● **Data**:
=======

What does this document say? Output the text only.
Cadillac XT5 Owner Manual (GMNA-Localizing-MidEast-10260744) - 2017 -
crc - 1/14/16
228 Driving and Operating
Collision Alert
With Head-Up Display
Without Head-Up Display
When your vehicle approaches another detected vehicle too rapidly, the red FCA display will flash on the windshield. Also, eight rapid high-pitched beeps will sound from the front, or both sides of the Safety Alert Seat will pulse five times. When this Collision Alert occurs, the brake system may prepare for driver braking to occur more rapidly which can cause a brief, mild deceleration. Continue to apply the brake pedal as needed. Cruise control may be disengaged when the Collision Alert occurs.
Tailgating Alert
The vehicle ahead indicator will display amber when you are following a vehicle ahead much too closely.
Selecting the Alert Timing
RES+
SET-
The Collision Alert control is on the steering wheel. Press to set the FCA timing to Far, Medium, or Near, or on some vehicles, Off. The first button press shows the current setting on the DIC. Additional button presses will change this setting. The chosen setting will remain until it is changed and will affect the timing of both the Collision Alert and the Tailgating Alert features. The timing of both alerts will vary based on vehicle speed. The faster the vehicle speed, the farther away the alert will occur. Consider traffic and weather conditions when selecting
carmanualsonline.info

=======

● **What this task involves**: Give a word-for-word copy of the records.

● **Full response**:
What does this document say? Output the text only.
Cadillac XT5 Owner Manual (GMNA-Localizing-MidEast-10260744) - 2017 -
crc - 1/14/16
228 Driving and Operating
Collision Alert
With Head-Up Display
Without Head-Up Display
When your vehicle approaches another detected vehicle too rapidly, the red FCA display will flash on the windshield. Also, eight rapid high-pitched beeps will sound from the front, or both sides of the Safety Alert Seat will pulse five times. When this Collision Alert occurs, the brake system may prepare for driver braking to occur more rapidly which can cause a brief, mild deceleration. Continue to apply the brake pedal as needed. Cruise control may be disengaged when the Collision Alert occurs.
Tailgating Alert
The vehicle ahead indicator will display amber when you are following a vehicle ahead much too closely.
Selecting the Alert Timing
RES+
SET-
The Collision Alert control is on the steering wheel. Press to set the FCA timing to Far, Medium, or Near, or on some vehicles, Off. The first button press shows the current setting on the DIC. Additional button presses will change this setting. The chosen setting will remain until it is changed and will affect the timing of both the Collision Alert and the Tailgating Alert features. The timing of both alerts will vary based on vehicle speed. The faster the vehicle speed, the farther away the alert will occur. Consider traffic and weather conditions when selecting
carmanualsonline.info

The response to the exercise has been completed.